* WRITTEN EXERCISE
Quote each line of the material verbatim, without the pictures.

▬▬▬▬▬▬

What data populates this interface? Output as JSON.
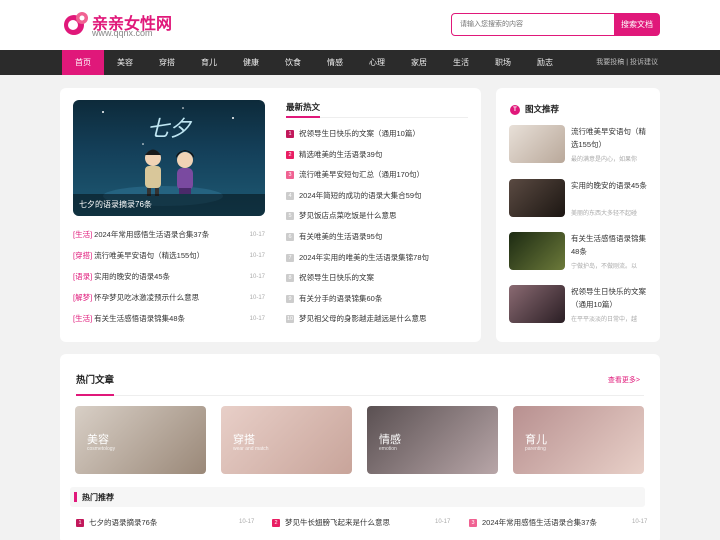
{
  "header": {
    "logo_text": "亲亲女性网",
    "logo_url": "www.qqnx.com",
    "search_placeholder": "请输入您搜索的内容",
    "search_button": "搜索文档"
  },
  "nav": {
    "items": [
      "首页",
      "美容",
      "穿搭",
      "育儿",
      "健康",
      "饮食",
      "情感",
      "心理",
      "家居",
      "生活",
      "职场",
      "励志"
    ],
    "active_index": 0,
    "right_links": [
      "我要投稿",
      "投诉建议"
    ]
  },
  "feature": {
    "caption": "七夕的语录摘录76条",
    "image_title": "七夕"
  },
  "left_list": [
    {
      "tag": "[生活]",
      "title": "2024年常用感悟生活语录合集37条",
      "date": "10-17"
    },
    {
      "tag": "[穿搭]",
      "title": "流行唯美早安语句（精选155句）",
      "date": "10-17"
    },
    {
      "tag": "[语录]",
      "title": "实用的晚安的语录45条",
      "date": "10-17"
    },
    {
      "tag": "[解梦]",
      "title": "怀孕梦见吃冰激凌预示什么意思",
      "date": "10-17"
    },
    {
      "tag": "[生活]",
      "title": "有关生活感悟语录锦集48条",
      "date": "10-17"
    }
  ],
  "latest": {
    "heading": "最新热文",
    "items": [
      {
        "num": "1",
        "title": "祝领导生日快乐的文案（通用10篇）"
      },
      {
        "num": "2",
        "title": "精选唯美的生活语录39句"
      },
      {
        "num": "3",
        "title": "流行唯美早安短句汇总（通用170句）"
      },
      {
        "num": "4",
        "title": "2024年简短的成功的语录大集合59句"
      },
      {
        "num": "5",
        "title": "梦见饭店点菜吃饭是什么意思"
      },
      {
        "num": "6",
        "title": "有关唯美的生活语录95句"
      },
      {
        "num": "7",
        "title": "2024年实用的唯美的生活语录集锦78句"
      },
      {
        "num": "8",
        "title": "祝领导生日快乐的文案"
      },
      {
        "num": "9",
        "title": "有关分手的语录锦集60条"
      },
      {
        "num": "10",
        "title": "梦见祖父母的身影越走越远是什么意思"
      }
    ]
  },
  "pic_rec": {
    "icon_text": "T",
    "heading": "图文推荐",
    "items": [
      {
        "title": "流行唯美早安语句（精选155句）",
        "desc": "最的满意是内心，如果你",
        "color": "#c9b8a8"
      },
      {
        "title": "实用的晚安的语录45条",
        "desc": "美丽的东西大多轻不起碰",
        "color": "#3a2f2a"
      },
      {
        "title": "有关生活感悟语录锦集48条",
        "desc": "宁做护岛，不做刚流。以",
        "color": "#2a3a1e"
      },
      {
        "title": "祝领导生日快乐的文案（通用10篇）",
        "desc": "在平平淡淡的日常中，越",
        "color": "#5a4a52"
      }
    ]
  },
  "hot": {
    "heading": "热门文章",
    "more": "查看更多>",
    "categories": [
      {
        "label": "美容",
        "sub": "cosmetology",
        "color": "#b8a898"
      },
      {
        "label": "穿搭",
        "sub": "wear and match",
        "color": "#d8b8b0"
      },
      {
        "label": "情感",
        "sub": "emotion",
        "color": "#8a7e80"
      },
      {
        "label": "育儿",
        "sub": "parenting",
        "color": "#c8a0a0"
      }
    ]
  },
  "recommend": {
    "heading": "热门推荐",
    "items": [
      {
        "num": "1",
        "title": "七夕的语录摘录76条",
        "date": "10-17"
      },
      {
        "num": "2",
        "title": "梦见牛长翅膀飞起来是什么意思",
        "date": "10-17"
      },
      {
        "num": "3",
        "title": "2024年常用感悟生活语录合集37条",
        "date": "10-17"
      }
    ]
  },
  "colors": {
    "accent": "#e0187a",
    "nav_bg": "#2b2b2b"
  }
}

▬▬▬▬▬▬

* OUTPUT
What data populates this interface? Output as JSON.
{
  "header": {
    "logo_text": "亲亲女性网",
    "logo_url": "www.qqnx.com",
    "search_placeholder": "请输入您搜索的内容",
    "search_button": "搜索文档"
  },
  "nav": {
    "items": [
      "首页",
      "美容",
      "穿搭",
      "育儿",
      "健康",
      "饮食",
      "情感",
      "心理",
      "家居",
      "生活",
      "职场",
      "励志"
    ],
    "active_index": 0,
    "right_links": [
      "我要投稿",
      "投诉建议"
    ]
  },
  "feature": {
    "caption": "七夕的语录摘录76条",
    "image_title": "七夕"
  },
  "left_list": [
    {
      "tag": "[生活]",
      "title": "2024年常用感悟生活语录合集37条",
      "date": "10-17"
    },
    {
      "tag": "[穿搭]",
      "title": "流行唯美早安语句（精选155句）",
      "date": "10-17"
    },
    {
      "tag": "[语录]",
      "title": "实用的晚安的语录45条",
      "date": "10-17"
    },
    {
      "tag": "[解梦]",
      "title": "怀孕梦见吃冰激凌预示什么意思",
      "date": "10-17"
    },
    {
      "tag": "[生活]",
      "title": "有关生活感悟语录锦集48条",
      "date": "10-17"
    }
  ],
  "latest": {
    "heading": "最新热文",
    "items": [
      {
        "num": "1",
        "title": "祝领导生日快乐的文案（通用10篇）"
      },
      {
        "num": "2",
        "title": "精选唯美的生活语录39句"
      },
      {
        "num": "3",
        "title": "流行唯美早安短句汇总（通用170句）"
      },
      {
        "num": "4",
        "title": "2024年简短的成功的语录大集合59句"
      },
      {
        "num": "5",
        "title": "梦见饭店点菜吃饭是什么意思"
      },
      {
        "num": "6",
        "title": "有关唯美的生活语录95句"
      },
      {
        "num": "7",
        "title": "2024年实用的唯美的生活语录集锦78句"
      },
      {
        "num": "8",
        "title": "祝领导生日快乐的文案"
      },
      {
        "num": "9",
        "title": "有关分手的语录锦集60条"
      },
      {
        "num": "10",
        "title": "梦见祖父母的身影越走越远是什么意思"
      }
    ]
  },
  "pic_rec": {
    "icon_text": "T",
    "heading": "图文推荐",
    "items": [
      {
        "title": "流行唯美早安语句（精选155句）",
        "desc": "最的满意是内心，如果你",
        "color": "#c9b8a8"
      },
      {
        "title": "实用的晚安的语录45条",
        "desc": "美丽的东西大多轻不起碰",
        "color": "#3a2f2a"
      },
      {
        "title": "有关生活感悟语录锦集48条",
        "desc": "宁做护岛，不做刚流。以",
        "color": "#2a3a1e"
      },
      {
        "title": "祝领导生日快乐的文案（通用10篇）",
        "desc": "在平平淡淡的日常中，越",
        "color": "#5a4a52"
      }
    ]
  },
  "hot": {
    "heading": "热门文章",
    "more": "查看更多>",
    "categories": [
      {
        "label": "美容",
        "sub": "cosmetology",
        "color": "#b8a898"
      },
      {
        "label": "穿搭",
        "sub": "wear and match",
        "color": "#d8b8b0"
      },
      {
        "label": "情感",
        "sub": "emotion",
        "color": "#8a7e80"
      },
      {
        "label": "育儿",
        "sub": "parenting",
        "color": "#c8a0a0"
      }
    ]
  },
  "recommend": {
    "heading": "热门推荐",
    "items": [
      {
        "num": "1",
        "title": "七夕的语录摘录76条",
        "date": "10-17"
      },
      {
        "num": "2",
        "title": "梦见牛长翅膀飞起来是什么意思",
        "date": "10-17"
      },
      {
        "num": "3",
        "title": "2024年常用感悟生活语录合集37条",
        "date": "10-17"
      }
    ]
  },
  "colors": {
    "accent": "#e0187a",
    "nav_bg": "#2b2b2b"
  }
}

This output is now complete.